■ Description of the task: Every line below that includes "case" counts toward the total. Report that total alone.

──────────

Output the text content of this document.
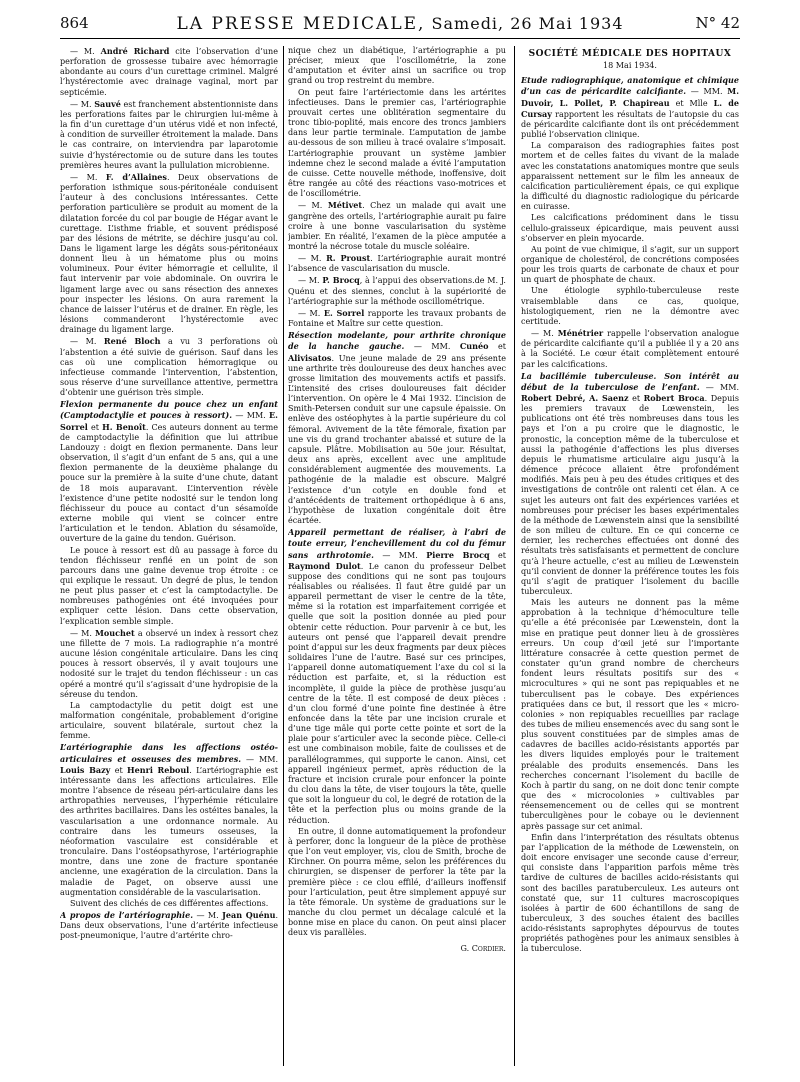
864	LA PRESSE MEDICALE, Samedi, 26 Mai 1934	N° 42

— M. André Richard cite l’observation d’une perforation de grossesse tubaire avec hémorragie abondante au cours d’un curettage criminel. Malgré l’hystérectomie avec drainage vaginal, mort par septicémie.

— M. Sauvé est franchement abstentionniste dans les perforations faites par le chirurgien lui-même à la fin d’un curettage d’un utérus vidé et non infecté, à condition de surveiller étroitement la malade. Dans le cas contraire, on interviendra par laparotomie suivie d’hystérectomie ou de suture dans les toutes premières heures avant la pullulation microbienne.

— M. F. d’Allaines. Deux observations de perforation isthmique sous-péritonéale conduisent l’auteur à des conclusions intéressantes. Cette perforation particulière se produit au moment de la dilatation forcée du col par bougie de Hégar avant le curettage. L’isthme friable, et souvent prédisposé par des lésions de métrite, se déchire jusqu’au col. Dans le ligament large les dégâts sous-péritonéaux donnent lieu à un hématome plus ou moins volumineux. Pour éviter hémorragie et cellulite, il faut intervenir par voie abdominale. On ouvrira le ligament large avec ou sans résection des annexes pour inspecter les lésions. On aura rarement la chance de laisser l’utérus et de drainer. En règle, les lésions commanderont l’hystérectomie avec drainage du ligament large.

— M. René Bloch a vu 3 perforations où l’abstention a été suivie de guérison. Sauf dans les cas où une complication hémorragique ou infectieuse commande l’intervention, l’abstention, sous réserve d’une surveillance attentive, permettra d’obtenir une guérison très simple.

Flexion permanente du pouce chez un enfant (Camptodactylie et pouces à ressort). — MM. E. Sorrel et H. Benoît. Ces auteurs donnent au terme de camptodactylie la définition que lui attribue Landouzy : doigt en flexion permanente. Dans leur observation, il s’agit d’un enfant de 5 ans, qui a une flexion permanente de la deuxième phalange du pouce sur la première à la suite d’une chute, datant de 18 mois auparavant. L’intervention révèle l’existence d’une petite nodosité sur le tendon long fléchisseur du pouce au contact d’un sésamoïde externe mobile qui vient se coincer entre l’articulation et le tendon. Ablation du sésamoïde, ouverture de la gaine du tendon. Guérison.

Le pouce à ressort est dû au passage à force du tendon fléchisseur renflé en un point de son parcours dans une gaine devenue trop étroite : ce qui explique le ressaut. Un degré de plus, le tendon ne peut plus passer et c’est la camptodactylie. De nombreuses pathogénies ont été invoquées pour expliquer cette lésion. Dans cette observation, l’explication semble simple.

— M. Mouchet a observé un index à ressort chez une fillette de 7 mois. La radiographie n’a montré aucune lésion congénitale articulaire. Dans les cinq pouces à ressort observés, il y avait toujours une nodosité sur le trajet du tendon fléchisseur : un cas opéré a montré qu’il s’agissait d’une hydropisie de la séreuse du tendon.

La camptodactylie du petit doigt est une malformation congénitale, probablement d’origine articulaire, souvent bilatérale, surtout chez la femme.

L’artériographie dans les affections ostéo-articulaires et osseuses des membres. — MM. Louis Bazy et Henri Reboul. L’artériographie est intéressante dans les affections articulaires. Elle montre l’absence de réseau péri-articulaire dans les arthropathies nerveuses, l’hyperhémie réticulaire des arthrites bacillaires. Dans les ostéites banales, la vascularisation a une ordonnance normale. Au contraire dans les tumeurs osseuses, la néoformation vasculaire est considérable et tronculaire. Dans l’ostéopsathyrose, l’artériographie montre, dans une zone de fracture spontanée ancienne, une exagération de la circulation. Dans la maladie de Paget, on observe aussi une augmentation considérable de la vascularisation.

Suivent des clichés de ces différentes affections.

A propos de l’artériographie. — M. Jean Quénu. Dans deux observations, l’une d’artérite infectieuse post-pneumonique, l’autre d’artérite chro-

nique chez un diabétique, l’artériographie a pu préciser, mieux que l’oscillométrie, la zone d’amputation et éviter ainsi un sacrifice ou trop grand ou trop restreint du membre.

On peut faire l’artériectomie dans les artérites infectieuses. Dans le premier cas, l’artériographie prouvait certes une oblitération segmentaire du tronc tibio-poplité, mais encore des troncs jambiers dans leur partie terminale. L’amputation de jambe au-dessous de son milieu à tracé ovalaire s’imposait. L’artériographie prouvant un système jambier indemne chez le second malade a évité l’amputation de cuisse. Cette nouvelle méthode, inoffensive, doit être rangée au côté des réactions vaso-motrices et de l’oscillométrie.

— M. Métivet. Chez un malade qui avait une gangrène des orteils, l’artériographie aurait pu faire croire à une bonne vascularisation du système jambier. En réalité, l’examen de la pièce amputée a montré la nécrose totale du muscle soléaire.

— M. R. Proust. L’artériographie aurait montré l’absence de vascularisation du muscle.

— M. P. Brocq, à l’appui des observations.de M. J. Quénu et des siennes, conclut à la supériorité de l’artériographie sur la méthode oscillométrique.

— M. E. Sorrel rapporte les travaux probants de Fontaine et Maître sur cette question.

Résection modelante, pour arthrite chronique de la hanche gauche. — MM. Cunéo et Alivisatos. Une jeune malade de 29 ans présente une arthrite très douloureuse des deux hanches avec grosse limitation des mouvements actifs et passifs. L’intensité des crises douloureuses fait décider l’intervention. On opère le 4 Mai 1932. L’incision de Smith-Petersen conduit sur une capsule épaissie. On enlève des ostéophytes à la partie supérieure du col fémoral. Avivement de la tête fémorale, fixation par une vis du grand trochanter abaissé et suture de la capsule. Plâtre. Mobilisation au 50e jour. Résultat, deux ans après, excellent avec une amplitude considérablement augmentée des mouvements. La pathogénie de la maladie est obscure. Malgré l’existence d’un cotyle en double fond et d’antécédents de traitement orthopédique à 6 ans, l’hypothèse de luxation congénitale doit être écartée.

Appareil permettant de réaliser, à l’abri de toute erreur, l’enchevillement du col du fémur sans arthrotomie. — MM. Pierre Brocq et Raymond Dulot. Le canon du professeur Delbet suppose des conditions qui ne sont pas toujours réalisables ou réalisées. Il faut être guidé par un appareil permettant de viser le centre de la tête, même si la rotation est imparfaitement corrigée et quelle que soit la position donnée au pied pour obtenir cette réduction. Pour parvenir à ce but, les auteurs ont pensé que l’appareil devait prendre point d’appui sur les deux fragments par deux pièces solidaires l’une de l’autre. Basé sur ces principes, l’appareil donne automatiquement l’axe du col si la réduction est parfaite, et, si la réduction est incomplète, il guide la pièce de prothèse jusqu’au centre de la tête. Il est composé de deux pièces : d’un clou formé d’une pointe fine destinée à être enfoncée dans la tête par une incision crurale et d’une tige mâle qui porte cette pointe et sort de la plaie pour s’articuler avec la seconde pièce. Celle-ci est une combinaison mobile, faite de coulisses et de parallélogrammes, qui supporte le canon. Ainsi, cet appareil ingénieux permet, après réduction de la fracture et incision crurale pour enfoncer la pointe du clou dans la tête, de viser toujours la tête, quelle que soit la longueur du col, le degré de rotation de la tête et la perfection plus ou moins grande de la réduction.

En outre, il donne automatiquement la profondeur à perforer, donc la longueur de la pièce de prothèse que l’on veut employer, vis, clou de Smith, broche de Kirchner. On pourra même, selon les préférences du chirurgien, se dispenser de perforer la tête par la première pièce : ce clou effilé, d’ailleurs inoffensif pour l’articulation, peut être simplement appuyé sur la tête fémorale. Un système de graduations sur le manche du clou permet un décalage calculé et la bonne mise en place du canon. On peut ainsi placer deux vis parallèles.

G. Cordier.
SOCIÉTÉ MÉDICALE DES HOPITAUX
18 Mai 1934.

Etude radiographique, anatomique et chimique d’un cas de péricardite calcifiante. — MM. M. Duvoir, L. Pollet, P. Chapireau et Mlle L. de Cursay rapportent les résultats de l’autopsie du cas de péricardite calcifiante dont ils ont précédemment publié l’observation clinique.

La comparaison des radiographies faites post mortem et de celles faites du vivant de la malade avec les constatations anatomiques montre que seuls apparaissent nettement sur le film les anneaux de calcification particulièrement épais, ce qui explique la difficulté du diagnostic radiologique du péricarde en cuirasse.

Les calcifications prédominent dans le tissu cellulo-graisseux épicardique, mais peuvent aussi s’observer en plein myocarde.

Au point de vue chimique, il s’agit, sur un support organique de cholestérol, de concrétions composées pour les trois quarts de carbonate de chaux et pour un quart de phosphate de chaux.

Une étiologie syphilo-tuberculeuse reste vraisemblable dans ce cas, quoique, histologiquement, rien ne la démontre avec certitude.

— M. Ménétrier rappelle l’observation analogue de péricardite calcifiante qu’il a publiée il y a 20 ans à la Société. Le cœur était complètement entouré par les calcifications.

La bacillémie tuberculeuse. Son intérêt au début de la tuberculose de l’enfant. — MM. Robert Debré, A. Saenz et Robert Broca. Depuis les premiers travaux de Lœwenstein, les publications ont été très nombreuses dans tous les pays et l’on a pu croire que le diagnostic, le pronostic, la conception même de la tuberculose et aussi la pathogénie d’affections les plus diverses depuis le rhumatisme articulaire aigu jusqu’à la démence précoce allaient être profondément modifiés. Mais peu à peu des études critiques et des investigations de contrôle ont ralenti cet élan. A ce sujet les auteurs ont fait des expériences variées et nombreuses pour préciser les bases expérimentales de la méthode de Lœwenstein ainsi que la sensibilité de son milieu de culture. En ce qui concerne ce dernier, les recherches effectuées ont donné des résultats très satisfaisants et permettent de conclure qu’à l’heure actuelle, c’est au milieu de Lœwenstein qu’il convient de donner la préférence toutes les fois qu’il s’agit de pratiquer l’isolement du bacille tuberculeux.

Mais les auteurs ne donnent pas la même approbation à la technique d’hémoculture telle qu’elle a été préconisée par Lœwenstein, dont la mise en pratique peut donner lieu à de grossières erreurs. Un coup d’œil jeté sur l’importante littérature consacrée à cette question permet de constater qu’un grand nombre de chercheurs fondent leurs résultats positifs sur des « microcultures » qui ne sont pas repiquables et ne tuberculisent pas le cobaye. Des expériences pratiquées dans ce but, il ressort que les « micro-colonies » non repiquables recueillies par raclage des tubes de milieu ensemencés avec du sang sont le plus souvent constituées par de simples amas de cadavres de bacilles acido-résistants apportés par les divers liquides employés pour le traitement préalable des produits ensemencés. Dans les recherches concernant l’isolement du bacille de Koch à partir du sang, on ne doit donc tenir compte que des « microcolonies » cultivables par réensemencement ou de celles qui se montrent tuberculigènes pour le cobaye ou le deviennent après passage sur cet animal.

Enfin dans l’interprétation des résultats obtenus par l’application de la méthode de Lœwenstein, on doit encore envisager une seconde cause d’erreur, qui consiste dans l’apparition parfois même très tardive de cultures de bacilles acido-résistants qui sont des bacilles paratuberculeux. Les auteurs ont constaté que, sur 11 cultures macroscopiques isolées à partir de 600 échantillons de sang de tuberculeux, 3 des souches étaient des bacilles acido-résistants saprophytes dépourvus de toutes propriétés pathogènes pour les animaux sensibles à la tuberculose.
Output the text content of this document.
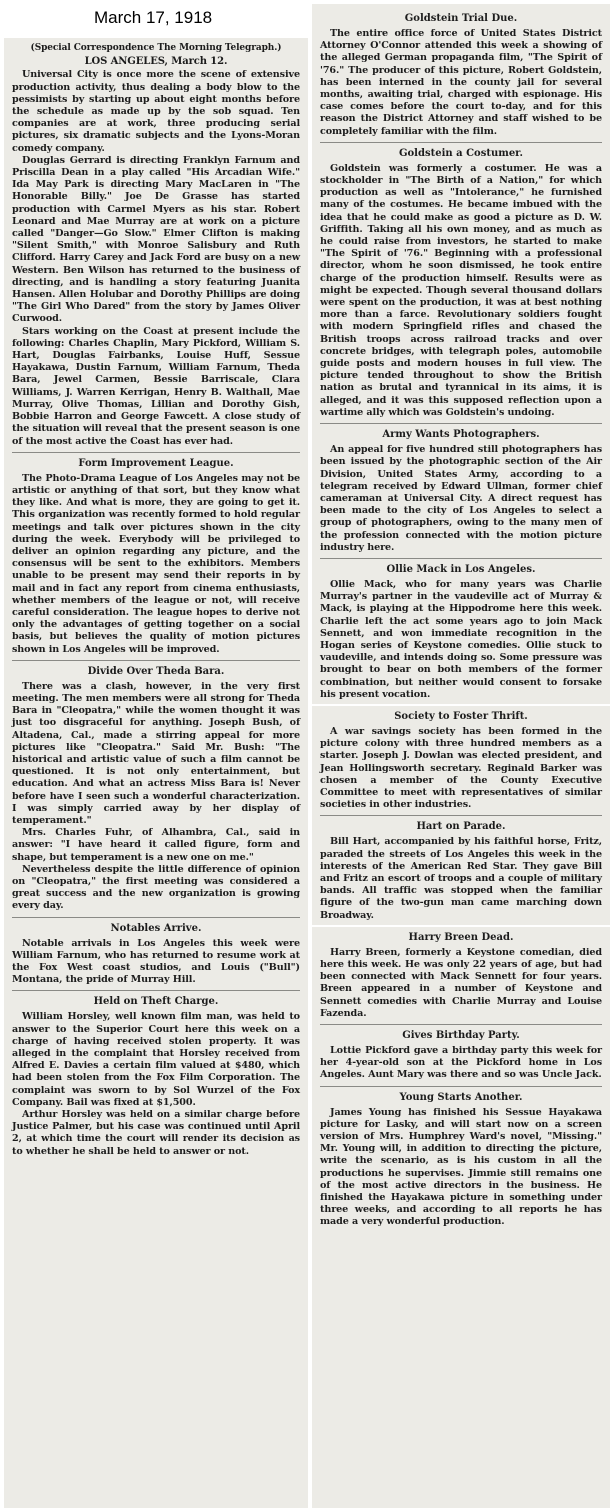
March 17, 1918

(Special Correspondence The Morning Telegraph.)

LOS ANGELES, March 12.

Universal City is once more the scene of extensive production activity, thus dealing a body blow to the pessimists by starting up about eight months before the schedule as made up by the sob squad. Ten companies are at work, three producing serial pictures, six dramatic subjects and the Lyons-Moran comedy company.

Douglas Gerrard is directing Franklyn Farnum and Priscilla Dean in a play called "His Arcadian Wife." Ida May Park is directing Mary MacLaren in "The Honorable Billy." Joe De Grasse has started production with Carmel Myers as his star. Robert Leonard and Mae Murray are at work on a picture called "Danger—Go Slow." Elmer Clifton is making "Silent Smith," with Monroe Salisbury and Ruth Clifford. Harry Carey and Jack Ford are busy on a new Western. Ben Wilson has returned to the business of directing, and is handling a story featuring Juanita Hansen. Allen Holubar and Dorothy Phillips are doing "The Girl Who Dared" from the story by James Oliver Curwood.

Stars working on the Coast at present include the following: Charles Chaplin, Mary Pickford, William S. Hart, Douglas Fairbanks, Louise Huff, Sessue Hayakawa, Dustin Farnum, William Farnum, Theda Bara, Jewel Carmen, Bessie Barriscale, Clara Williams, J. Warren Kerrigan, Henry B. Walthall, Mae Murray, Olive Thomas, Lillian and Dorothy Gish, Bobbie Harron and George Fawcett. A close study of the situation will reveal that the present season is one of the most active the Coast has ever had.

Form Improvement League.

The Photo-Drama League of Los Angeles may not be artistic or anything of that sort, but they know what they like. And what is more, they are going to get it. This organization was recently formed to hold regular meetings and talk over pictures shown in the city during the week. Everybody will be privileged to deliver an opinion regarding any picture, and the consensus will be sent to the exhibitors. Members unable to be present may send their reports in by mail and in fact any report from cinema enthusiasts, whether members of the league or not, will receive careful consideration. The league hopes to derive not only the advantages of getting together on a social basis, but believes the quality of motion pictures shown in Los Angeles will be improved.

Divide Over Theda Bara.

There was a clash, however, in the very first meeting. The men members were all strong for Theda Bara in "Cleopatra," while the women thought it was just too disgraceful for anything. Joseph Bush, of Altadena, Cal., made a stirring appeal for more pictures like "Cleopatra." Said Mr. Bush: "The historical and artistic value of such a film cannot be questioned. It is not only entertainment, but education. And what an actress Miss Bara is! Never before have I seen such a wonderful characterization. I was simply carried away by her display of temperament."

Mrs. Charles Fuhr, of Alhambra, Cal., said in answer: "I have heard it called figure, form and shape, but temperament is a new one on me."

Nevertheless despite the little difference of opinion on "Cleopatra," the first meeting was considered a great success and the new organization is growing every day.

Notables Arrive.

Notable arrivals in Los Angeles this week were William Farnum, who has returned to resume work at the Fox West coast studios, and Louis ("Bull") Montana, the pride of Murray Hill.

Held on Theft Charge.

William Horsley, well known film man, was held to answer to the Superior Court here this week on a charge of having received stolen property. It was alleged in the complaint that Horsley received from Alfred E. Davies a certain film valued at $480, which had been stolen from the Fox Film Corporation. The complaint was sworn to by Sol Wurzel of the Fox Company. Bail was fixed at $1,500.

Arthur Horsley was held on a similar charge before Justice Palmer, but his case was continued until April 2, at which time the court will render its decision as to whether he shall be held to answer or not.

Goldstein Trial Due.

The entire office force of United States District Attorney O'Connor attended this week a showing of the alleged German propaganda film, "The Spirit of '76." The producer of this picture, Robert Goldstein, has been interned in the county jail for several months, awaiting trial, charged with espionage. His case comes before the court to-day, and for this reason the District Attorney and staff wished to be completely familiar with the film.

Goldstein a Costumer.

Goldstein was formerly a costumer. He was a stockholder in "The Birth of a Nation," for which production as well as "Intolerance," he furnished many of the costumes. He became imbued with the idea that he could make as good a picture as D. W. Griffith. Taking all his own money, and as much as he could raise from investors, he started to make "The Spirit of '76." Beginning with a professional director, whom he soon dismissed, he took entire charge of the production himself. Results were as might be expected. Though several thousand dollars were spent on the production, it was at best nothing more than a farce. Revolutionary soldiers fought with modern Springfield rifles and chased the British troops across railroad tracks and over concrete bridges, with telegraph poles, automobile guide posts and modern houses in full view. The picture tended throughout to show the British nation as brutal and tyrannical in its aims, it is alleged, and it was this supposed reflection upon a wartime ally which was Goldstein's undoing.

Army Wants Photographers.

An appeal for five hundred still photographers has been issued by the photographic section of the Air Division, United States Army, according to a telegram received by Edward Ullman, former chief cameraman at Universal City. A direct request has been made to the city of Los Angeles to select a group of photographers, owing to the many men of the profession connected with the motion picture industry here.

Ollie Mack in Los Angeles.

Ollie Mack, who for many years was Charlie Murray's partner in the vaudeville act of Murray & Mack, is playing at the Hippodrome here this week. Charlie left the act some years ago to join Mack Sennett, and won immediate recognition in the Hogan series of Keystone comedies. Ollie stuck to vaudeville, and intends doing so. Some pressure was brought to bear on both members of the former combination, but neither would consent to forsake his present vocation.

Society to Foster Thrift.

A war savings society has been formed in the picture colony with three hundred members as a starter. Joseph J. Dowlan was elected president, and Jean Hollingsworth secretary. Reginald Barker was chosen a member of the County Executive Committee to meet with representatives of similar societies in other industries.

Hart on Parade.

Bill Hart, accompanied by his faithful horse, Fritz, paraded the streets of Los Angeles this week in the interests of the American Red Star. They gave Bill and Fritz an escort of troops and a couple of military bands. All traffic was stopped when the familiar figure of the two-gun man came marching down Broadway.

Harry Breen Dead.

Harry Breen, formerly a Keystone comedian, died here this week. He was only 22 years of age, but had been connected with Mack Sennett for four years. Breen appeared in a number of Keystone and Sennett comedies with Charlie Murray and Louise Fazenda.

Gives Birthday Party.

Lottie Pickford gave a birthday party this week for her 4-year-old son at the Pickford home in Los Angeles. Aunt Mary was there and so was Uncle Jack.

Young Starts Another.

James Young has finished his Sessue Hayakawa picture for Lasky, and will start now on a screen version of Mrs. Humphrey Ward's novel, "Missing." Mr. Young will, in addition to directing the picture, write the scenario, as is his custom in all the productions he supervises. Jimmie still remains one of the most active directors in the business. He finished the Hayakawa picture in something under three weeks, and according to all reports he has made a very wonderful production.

──────────

■ The result: 2